**Exercise description:** List each line in which the string "উপপর" appears.

**Records supplied:**
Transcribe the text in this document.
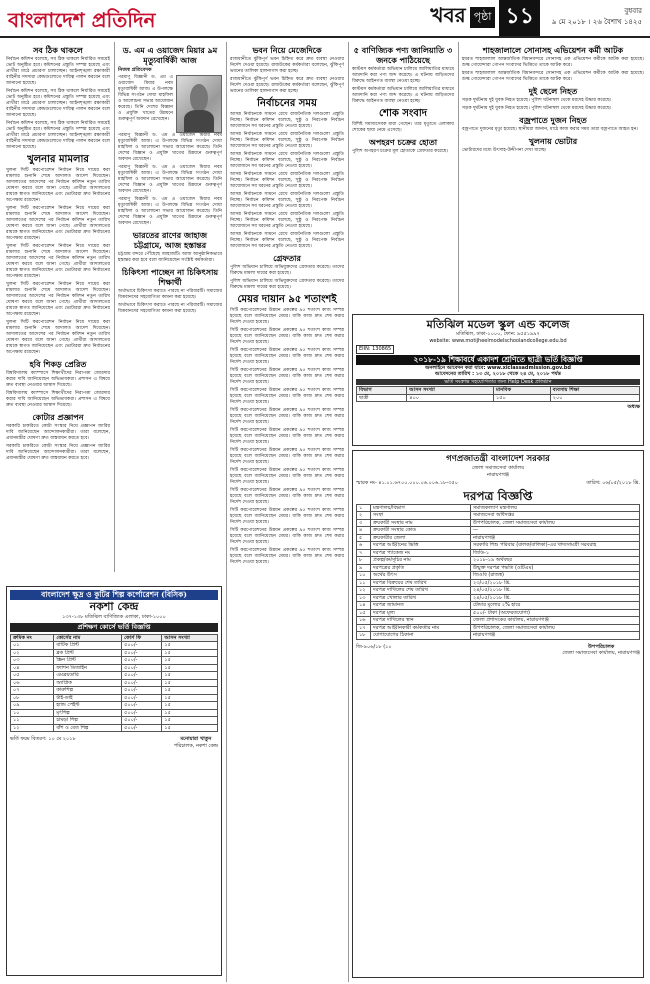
বাংলাদেশ প্রতিদিন	খবর পৃষ্ঠা ১১	বুধবার
৯ মে ২০১৮ । ২৬ বৈশাখ ১৪২৫
সব ঠিক থাকলে

নির্বাচন কমিশন বলেছে, সব ঠিক থাকলে নির্ধারিত সময়েই ভোট অনুষ্ঠিত হবে। কমিশনের প্রস্তুতি সম্পন্ন হয়েছে এবং প্রার্থীরা মাঠে প্রচারণা চালাচ্ছেন। আইনশৃঙ্খলা রক্ষাকারী বাহিনীর সদস্যরা কেন্দ্রগুলোতে দায়িত্ব পালন করবেন বলে জানানো হয়েছে।

নির্বাচন কমিশন বলেছে, সব ঠিক থাকলে নির্ধারিত সময়েই ভোট অনুষ্ঠিত হবে। কমিশনের প্রস্তুতি সম্পন্ন হয়েছে এবং প্রার্থীরা মাঠে প্রচারণা চালাচ্ছেন। আইনশৃঙ্খলা রক্ষাকারী বাহিনীর সদস্যরা কেন্দ্রগুলোতে দায়িত্ব পালন করবেন বলে জানানো হয়েছে।

নির্বাচন কমিশন বলেছে, সব ঠিক থাকলে নির্ধারিত সময়েই ভোট অনুষ্ঠিত হবে। কমিশনের প্রস্তুতি সম্পন্ন হয়েছে এবং প্রার্থীরা মাঠে প্রচারণা চালাচ্ছেন। আইনশৃঙ্খলা রক্ষাকারী বাহিনীর সদস্যরা কেন্দ্রগুলোতে দায়িত্ব পালন করবেন বলে জানানো হয়েছে।

খুলনার মামলার

খুলনা সিটি করপোরেশন নির্বাচন নিয়ে দায়ের করা মামলার শুনানি শেষে আদালত আদেশ দিয়েছেন। আদালতের আদেশের পর নির্বাচন কমিশন নতুন তারিখ ঘোষণা করবে বলে জানা গেছে। প্রার্থীরা আদালতের রায়কে স্বাগত জানিয়েছেন এবং ভোটাররা দ্রুত নির্বাচনের অপেক্ষায় রয়েছেন।

খুলনা সিটি করপোরেশন নির্বাচন নিয়ে দায়ের করা মামলার শুনানি শেষে আদালত আদেশ দিয়েছেন। আদালতের আদেশের পর নির্বাচন কমিশন নতুন তারিখ ঘোষণা করবে বলে জানা গেছে। প্রার্থীরা আদালতের রায়কে স্বাগত জানিয়েছেন এবং ভোটাররা দ্রুত নির্বাচনের অপেক্ষায় রয়েছেন।

খুলনা সিটি করপোরেশন নির্বাচন নিয়ে দায়ের করা মামলার শুনানি শেষে আদালত আদেশ দিয়েছেন। আদালতের আদেশের পর নির্বাচন কমিশন নতুন তারিখ ঘোষণা করবে বলে জানা গেছে। প্রার্থীরা আদালতের রায়কে স্বাগত জানিয়েছেন এবং ভোটাররা দ্রুত নির্বাচনের অপেক্ষায় রয়েছেন।

খুলনা সিটি করপোরেশন নির্বাচন নিয়ে দায়ের করা মামলার শুনানি শেষে আদালত আদেশ দিয়েছেন। আদালতের আদেশের পর নির্বাচন কমিশন নতুন তারিখ ঘোষণা করবে বলে জানা গেছে। প্রার্থীরা আদালতের রায়কে স্বাগত জানিয়েছেন এবং ভোটাররা দ্রুত নির্বাচনের অপেক্ষায় রয়েছেন।

খুলনা সিটি করপোরেশন নির্বাচন নিয়ে দায়ের করা মামলার শুনানি শেষে আদালত আদেশ দিয়েছেন। আদালতের আদেশের পর নির্বাচন কমিশন নতুন তারিখ ঘোষণা করবে বলে জানা গেছে। প্রার্থীরা আদালতের রায়কে স্বাগত জানিয়েছেন এবং ভোটাররা দ্রুত নির্বাচনের অপেক্ষায় রয়েছেন।

হবি শিকড় প্রেরিত

বিশ্ববিদ্যালয় ক্যাম্পাসে শিক্ষার্থীদের নিরাপত্তা জোরদার করার দাবি জানিয়েছেন অভিভাবকরা। প্রশাসন এ বিষয়ে দ্রুত ব্যবস্থা নেওয়ার আশ্বাস দিয়েছে।

বিশ্ববিদ্যালয় ক্যাম্পাসে শিক্ষার্থীদের নিরাপত্তা জোরদার করার দাবি জানিয়েছেন অভিভাবকরা। প্রশাসন এ বিষয়ে দ্রুত ব্যবস্থা নেওয়ার আশ্বাস দিয়েছে।

কোটার প্রজ্ঞাপন

সরকারি চাকরিতে কোটা সংস্কার নিয়ে প্রজ্ঞাপন জারির দাবি জানিয়েছেন আন্দোলনকারীরা। তারা বলেছেন, প্রধানমন্ত্রীর ঘোষণা দ্রুত বাস্তবায়ন করতে হবে।

সরকারি চাকরিতে কোটা সংস্কার নিয়ে প্রজ্ঞাপন জারির দাবি জানিয়েছেন আন্দোলনকারীরা। তারা বলেছেন, প্রধানমন্ত্রীর ঘোষণা দ্রুত বাস্তবায়ন করতে হবে।

ড. এম এ ওয়াজেদ মিয়ার ৯ম মৃত্যুবার্ষিকী আজ
নিজস্ব প্রতিবেদক

পরমাণু বিজ্ঞানী ড. এম এ ওয়াজেদ মিয়ার নবম মৃত্যুবার্ষিকী আজ। এ উপলক্ষে বিভিন্ন সংগঠন দোয়া মাহফিল ও আলোচনা সভার আয়োজন করেছে। তিনি দেশের বিজ্ঞান ও প্রযুক্তি খাতের উন্নয়নে গুরুত্বপূর্ণ অবদান রেখেছেন।

পরমাণু বিজ্ঞানী ড. এম এ ওয়াজেদ মিয়ার নবম মৃত্যুবার্ষিকী আজ। এ উপলক্ষে বিভিন্ন সংগঠন দোয়া মাহফিল ও আলোচনা সভার আয়োজন করেছে। তিনি দেশের বিজ্ঞান ও প্রযুক্তি খাতের উন্নয়নে গুরুত্বপূর্ণ অবদান রেখেছেন।

পরমাণু বিজ্ঞানী ড. এম এ ওয়াজেদ মিয়ার নবম মৃত্যুবার্ষিকী আজ। এ উপলক্ষে বিভিন্ন সংগঠন দোয়া মাহফিল ও আলোচনা সভার আয়োজন করেছে। তিনি দেশের বিজ্ঞান ও প্রযুক্তি খাতের উন্নয়নে গুরুত্বপূর্ণ অবদান রেখেছেন।

পরমাণু বিজ্ঞানী ড. এম এ ওয়াজেদ মিয়ার নবম মৃত্যুবার্ষিকী আজ। এ উপলক্ষে বিভিন্ন সংগঠন দোয়া মাহফিল ও আলোচনা সভার আয়োজন করেছে। তিনি দেশের বিজ্ঞান ও প্রযুক্তি খাতের উন্নয়নে গুরুত্বপূর্ণ অবদান রেখেছেন।

ভারতের রাণের জাহাজ চট্টগ্রামে, আজ হস্তান্তর

চট্টগ্রাম বন্দরে পৌঁছেছে জাহাজটি। আজ আনুষ্ঠানিকভাবে হস্তান্তর করা হবে বলে জানিয়েছেন সংশ্লিষ্ট কর্মকর্তারা।

চিকিৎসা পাচ্ছেন না চিকিৎসায় শিক্ষার্থী

অর্থাভাবে চিকিৎসা করাতে পারছে না পরিবারটি। সমাজের বিত্তবানদের সহযোগিতা কামনা করা হয়েছে।

অর্থাভাবে চিকিৎসা করাতে পারছে না পরিবারটি। সমাজের বিত্তবানদের সহযোগিতা কামনা করা হয়েছে।

বাংলাদেশ ক্ষুদ্র ও কুটির শিল্প কর্পোরেশন (বিসিক)
নকশা কেন্দ্র
১৩৭-১৩৮ মতিঝিল বাণিজ্যিক এলাকা, ঢাকা-১০০০
প্রশিক্ষণ কোর্সে ভর্তি বিজ্ঞপ্তি
ক্রমিক নং	কোর্সের নাম	কোর্স ফি	আসন সংখ্যা
০১	বাটিক প্রিন্ট	৫০০/-	১৫
০২	ব্লক প্রিন্ট	৫০০/-	১৫
০৩	স্ক্রিন প্রিন্ট	৫০০/-	১৫
০৪	ফ্যাশন ডিজাইন	৫০০/-	১৫
০৫	এমব্রয়ডারি	৫০০/-	১৫
০৬	অ্যাপ্লিক	৫০০/-	১৫
০৭	কারুশিল্প	৫০০/-	১৫
০৮	টাই-ডাই	৫০০/-	১৫
০৯	হ্যান্ড পেইন্ট	৫০০/-	১৫
১০	মৃৎশিল্প	৫০০/-	১৫
১১	চামড়া শিল্প	৫০০/-	১৫
১২	বাঁশ ও বেত শিল্প	৫০০/-	১৫
ভর্তি ফরম বিতরণ: ১০ মে ২০১৮	মনোয়ারা খাতুন
পরিচালক, নকশা কেন্দ্র
ভবন নিয়ে মেজেদিকে

রাজধানীতে ঝুঁকিপূর্ণ ভবন চিহ্নিত করে দ্রুত ব্যবস্থা নেওয়ার নির্দেশ দেওয়া হয়েছে। রাজউকের কর্মকর্তারা বলেছেন, ঝুঁকিপূর্ণ ভবনের তালিকা হালনাগাদ করা হচ্ছে।

রাজধানীতে ঝুঁকিপূর্ণ ভবন চিহ্নিত করে দ্রুত ব্যবস্থা নেওয়ার নির্দেশ দেওয়া হয়েছে। রাজউকের কর্মকর্তারা বলেছেন, ঝুঁকিপূর্ণ ভবনের তালিকা হালনাগাদ করা হচ্ছে।

নির্বাচনের সময়

আসন্ন নির্বাচনকে সামনে রেখে রাজনৈতিক দলগুলো প্রস্তুতি নিচ্ছে। নির্বাচন কমিশন বলেছে, সুষ্ঠু ও নিরপেক্ষ নির্বাচন আয়োজনে সব ধরনের প্রস্তুতি নেওয়া হয়েছে।

আসন্ন নির্বাচনকে সামনে রেখে রাজনৈতিক দলগুলো প্রস্তুতি নিচ্ছে। নির্বাচন কমিশন বলেছে, সুষ্ঠু ও নিরপেক্ষ নির্বাচন আয়োজনে সব ধরনের প্রস্তুতি নেওয়া হয়েছে।

আসন্ন নির্বাচনকে সামনে রেখে রাজনৈতিক দলগুলো প্রস্তুতি নিচ্ছে। নির্বাচন কমিশন বলেছে, সুষ্ঠু ও নিরপেক্ষ নির্বাচন আয়োজনে সব ধরনের প্রস্তুতি নেওয়া হয়েছে।

আসন্ন নির্বাচনকে সামনে রেখে রাজনৈতিক দলগুলো প্রস্তুতি নিচ্ছে। নির্বাচন কমিশন বলেছে, সুষ্ঠু ও নিরপেক্ষ নির্বাচন আয়োজনে সব ধরনের প্রস্তুতি নেওয়া হয়েছে।

আসন্ন নির্বাচনকে সামনে রেখে রাজনৈতিক দলগুলো প্রস্তুতি নিচ্ছে। নির্বাচন কমিশন বলেছে, সুষ্ঠু ও নিরপেক্ষ নির্বাচন আয়োজনে সব ধরনের প্রস্তুতি নেওয়া হয়েছে।

আসন্ন নির্বাচনকে সামনে রেখে রাজনৈতিক দলগুলো প্রস্তুতি নিচ্ছে। নির্বাচন কমিশন বলেছে, সুষ্ঠু ও নিরপেক্ষ নির্বাচন আয়োজনে সব ধরনের প্রস্তুতি নেওয়া হয়েছে।

আসন্ন নির্বাচনকে সামনে রেখে রাজনৈতিক দলগুলো প্রস্তুতি নিচ্ছে। নির্বাচন কমিশন বলেছে, সুষ্ঠু ও নিরপেক্ষ নির্বাচন আয়োজনে সব ধরনের প্রস্তুতি নেওয়া হয়েছে।

গ্রেফতার

পুলিশ অভিযান চালিয়ে অভিযুক্তদের গ্রেফতার করেছে। তাদের বিরুদ্ধে মামলা দায়ের করা হয়েছে।

পুলিশ অভিযান চালিয়ে অভিযুক্তদের গ্রেফতার করেছে। তাদের বিরুদ্ধে মামলা দায়ের করা হয়েছে।

মেয়র দায়ান ৯৫ শতাংশই

সিটি করপোরেশনের উন্নয়ন প্রকল্পের ৯৫ শতাংশ কাজ সম্পন্ন হয়েছে বলে জানিয়েছেন মেয়র। বাকি কাজ দ্রুত শেষ করার নির্দেশ দেওয়া হয়েছে।

সিটি করপোরেশনের উন্নয়ন প্রকল্পের ৯৫ শতাংশ কাজ সম্পন্ন হয়েছে বলে জানিয়েছেন মেয়র। বাকি কাজ দ্রুত শেষ করার নির্দেশ দেওয়া হয়েছে।

সিটি করপোরেশনের উন্নয়ন প্রকল্পের ৯৫ শতাংশ কাজ সম্পন্ন হয়েছে বলে জানিয়েছেন মেয়র। বাকি কাজ দ্রুত শেষ করার নির্দেশ দেওয়া হয়েছে।

সিটি করপোরেশনের উন্নয়ন প্রকল্পের ৯৫ শতাংশ কাজ সম্পন্ন হয়েছে বলে জানিয়েছেন মেয়র। বাকি কাজ দ্রুত শেষ করার নির্দেশ দেওয়া হয়েছে।

সিটি করপোরেশনের উন্নয়ন প্রকল্পের ৯৫ শতাংশ কাজ সম্পন্ন হয়েছে বলে জানিয়েছেন মেয়র। বাকি কাজ দ্রুত শেষ করার নির্দেশ দেওয়া হয়েছে।

সিটি করপোরেশনের উন্নয়ন প্রকল্পের ৯৫ শতাংশ কাজ সম্পন্ন হয়েছে বলে জানিয়েছেন মেয়র। বাকি কাজ দ্রুত শেষ করার নির্দেশ দেওয়া হয়েছে।

সিটি করপোরেশনের উন্নয়ন প্রকল্পের ৯৫ শতাংশ কাজ সম্পন্ন হয়েছে বলে জানিয়েছেন মেয়র। বাকি কাজ দ্রুত শেষ করার নির্দেশ দেওয়া হয়েছে।

সিটি করপোরেশনের উন্নয়ন প্রকল্পের ৯৫ শতাংশ কাজ সম্পন্ন হয়েছে বলে জানিয়েছেন মেয়র। বাকি কাজ দ্রুত শেষ করার নির্দেশ দেওয়া হয়েছে।

সিটি করপোরেশনের উন্নয়ন প্রকল্পের ৯৫ শতাংশ কাজ সম্পন্ন হয়েছে বলে জানিয়েছেন মেয়র। বাকি কাজ দ্রুত শেষ করার নির্দেশ দেওয়া হয়েছে।

সিটি করপোরেশনের উন্নয়ন প্রকল্পের ৯৫ শতাংশ কাজ সম্পন্ন হয়েছে বলে জানিয়েছেন মেয়র। বাকি কাজ দ্রুত শেষ করার নির্দেশ দেওয়া হয়েছে।

সিটি করপোরেশনের উন্নয়ন প্রকল্পের ৯৫ শতাংশ কাজ সম্পন্ন হয়েছে বলে জানিয়েছেন মেয়র। বাকি কাজ দ্রুত শেষ করার নির্দেশ দেওয়া হয়েছে।

সিটি করপোরেশনের উন্নয়ন প্রকল্পের ৯৫ শতাংশ কাজ সম্পন্ন হয়েছে বলে জানিয়েছেন মেয়র। বাকি কাজ দ্রুত শেষ করার নির্দেশ দেওয়া হয়েছে।

সিটি করপোরেশনের উন্নয়ন প্রকল্পের ৯৫ শতাংশ কাজ সম্পন্ন হয়েছে বলে জানিয়েছেন মেয়র। বাকি কাজ দ্রুত শেষ করার নির্দেশ দেওয়া হয়েছে।

৫ বাণিজ্যিক পণ্য জালিয়াতি ৩ জনকে পাঠিয়েছে

কাস্টমস কর্মকর্তারা অভিযান চালিয়ে জালিয়াতির মাধ্যমে আমদানি করা পণ্য জব্দ করেছে। এ ঘটনায় জড়িতদের বিরুদ্ধে আইনগত ব্যবস্থা নেওয়া হচ্ছে।

কাস্টমস কর্মকর্তারা অভিযান চালিয়ে জালিয়াতির মাধ্যমে আমদানি করা পণ্য জব্দ করেছে। এ ঘটনায় জড়িতদের বিরুদ্ধে আইনগত ব্যবস্থা নেওয়া হচ্ছে।

শোক সংবাদ

বিশিষ্ট সমাজসেবক মারা গেছেন। তার মৃত্যুতে এলাকায় শোকের ছায়া নেমে এসেছে।

অপহরণ চক্রের হোতা

পুলিশ অপহরণ চক্রের মূল হোতাকে গ্রেফতার করেছে।

শাহজালালে সোনাসহ এভিয়েশন কর্মী আটক

হযরত শাহজালাল আন্তর্জাতিক বিমানবন্দরে সোনাসহ এক এভিয়েশন কর্মীকে আটক করা হয়েছে। শুল্ক গোয়েন্দারা গোপন সংবাদের ভিত্তিতে তাকে আটক করে।

হযরত শাহজালাল আন্তর্জাতিক বিমানবন্দরে সোনাসহ এক এভিয়েশন কর্মীকে আটক করা হয়েছে। শুল্ক গোয়েন্দারা গোপন সংবাদের ভিত্তিতে তাকে আটক করে।

দুই ছেলে নিহত

সড়ক দুর্ঘটনায় দুই যুবক নিহত হয়েছে। পুলিশ ঘটনাস্থল থেকে মরদেহ উদ্ধার করেছে।

সড়ক দুর্ঘটনায় দুই যুবক নিহত হয়েছে। পুলিশ ঘটনাস্থল থেকে মরদেহ উদ্ধার করেছে।

বজ্রপাতে দুজন নিহত

বজ্রপাতে দুজনের মৃত্যু হয়েছে। স্থানীয়রা জানান, মাঠে কাজ করার সময় তারা বজ্রপাতে আহত হন।

খুলনায় ভোটার

ভোটারদের মধ্যে উৎসাহ-উদ্দীপনা দেখা যাচ্ছে।

মতিঝিল মডেল স্কুল এন্ড কলেজ
মতিঝিল, ঢাকা-১০০০, ফোন: ৯৫৫১৯৯৭
website: www.motijheelmodelschoolandcollege.edu.bd
EIIN: 130865
২০১৮-১৯ শিক্ষাবর্ষে একাদশ শ্রেণিতে ছাত্রী ভর্তি বিজ্ঞপ্তি
অনলাইনে আবেদন করা যাবে: www.xiclassadmission.gov.bd
আবেদনের তারিখ : ১৩ মে, ২০১৮ থেকে ২৪ মে, ২০১৮ পর্যন্ত
ভর্তি সংক্রান্ত সহযোগিতার জন্য Help Desk প্রতিষ্ঠান
বিভাগ	আসন সংখ্যা	মানবিক	ব্যবসায় শিক্ষা
ছাত্রী	৪০০	১৫০	২০০
অধ্যক্ষ
গণপ্রজাতন্ত্রী বাংলাদেশ সরকার
জেলা সমাজসেবা কার্যালয়
নারায়ণগঞ্জ
স্মারক নং- ৪১.০১.৬৭০০.০০০.০৬.০০৬.১৮-৩৫০	তারিখ: ০৬/০৫/২০১৮ খ্রি.
দরপত্র বিজ্ঞপ্তি
১	মন্ত্রণালয়/বিভাগ	সমাজকল্যাণ মন্ত্রণালয়
২	সংস্থা	সমাজসেবা অধিদপ্তর
৩	ক্রয়কারী সংস্থার নাম	উপপরিচালক, জেলা সমাজসেবা কার্যালয়
৪	ক্রয়কারী সংস্থার কোড	—
৫	ক্রয়কারীর জেলা	নারায়ণগঞ্জ
৬	দরপত্র আহ্বানের ভিত্তি	সরকারি শিশু পরিবার (বালক/বালিকা)-এর খাদ্যসামগ্রী সরবরাহ
৭	দরপত্র প্যাকেজ নং	জিডি-১
৮	প্রকল্প/কর্মসূচির নাম	২০১৮-১৯ অর্থবছর
৯	দরপত্রের প্রকৃতি	উন্মুক্ত দরপত্র পদ্ধতি (ওটিএম)
১০	অর্থের উৎস	জিওবি (রাজস্ব)
১১	দরপত্র বিক্রয়ের শেষ তারিখ	২৩/০৫/২০১৮ খ্রি.
১২	দরপত্র দাখিলের শেষ তারিখ	২৪/০৫/২০১৮ খ্রি.
১৩	দরপত্র খোলার তারিখ	২৪/০৫/২০১৮ খ্রি.
১৪	দরপত্র জামানত	টেন্ডার মূল্যের ২% হারে
১৫	দরপত্র মূল্য	৫০০/- টাকা (অফেরতযোগ্য)
১৬	দরপত্র দাখিলের স্থান	জেলা প্রশাসকের কার্যালয়, নারায়ণগঞ্জ
১৭	দরপত্র আহ্বানকারী কর্মকর্তার নাম	উপপরিচালক, জেলা সমাজসেবা কার্যালয়
১৮	যোগাযোগের ঠিকানা	নারায়ণগঞ্জ
জি-৯০৬/১৮ (১০	উপপরিচালক
জেলা সমাজসেবা কার্যালয়, নারায়ণগঞ্জ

**Answer to this problem:**
৩	ক্রয়কারী সংস্থার নাম	উপপরিচালক, জেলা সমাজসেবা কার্যালয়
১৭	দরপত্র আহ্বানকারী কর্মকর্তার নাম	উপপরিচালক, জেলা সমাজসেবা কার্যালয়
জি-৯০৬/১৮ (১০	উপপরিচালক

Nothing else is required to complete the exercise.